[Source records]
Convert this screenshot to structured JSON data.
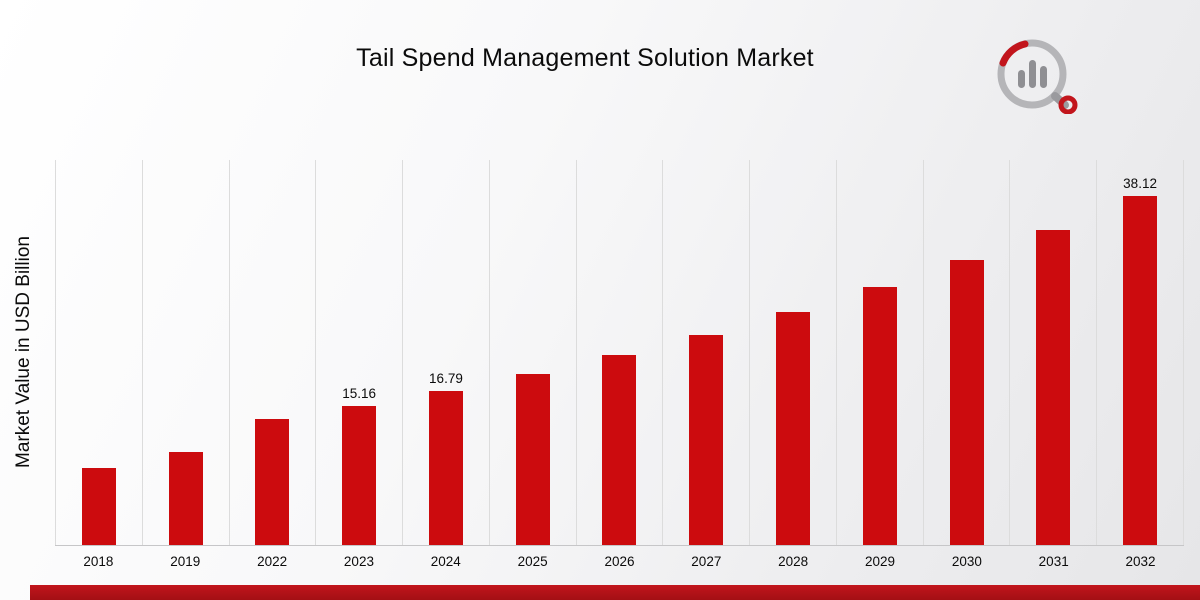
{
  "chart_data": {
    "type": "bar",
    "title": "Tail Spend Management Solution Market",
    "xlabel": "",
    "ylabel": "Market Value in USD Billion",
    "categories": [
      "2018",
      "2019",
      "2022",
      "2023",
      "2024",
      "2025",
      "2026",
      "2027",
      "2028",
      "2029",
      "2030",
      "2031",
      "2032"
    ],
    "values": [
      8.4,
      10.2,
      13.7,
      15.16,
      16.79,
      18.6,
      20.7,
      22.9,
      25.4,
      28.1,
      31.1,
      34.4,
      38.12
    ],
    "labeled_categories": [
      "2023",
      "2024",
      "2032"
    ],
    "labeled_values": {
      "2023": "15.16",
      "2024": "16.79",
      "2032": "38.12"
    },
    "axis_range": [
      0,
      42
    ],
    "grid": "vertical-only",
    "legend": "none"
  },
  "colors": {
    "bar": "#cc0b0e",
    "gridline": "#dcdcdc",
    "baseline": "#c6c6c8",
    "footer_top": "#c2151c",
    "footer_bottom": "#a30f14"
  },
  "logo": {
    "name": "market-research-chart-logo"
  }
}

*Work instructions*
What is the number of lines in the data that hold the word "logo"? Reply with that number and nothing else.

*The result*
2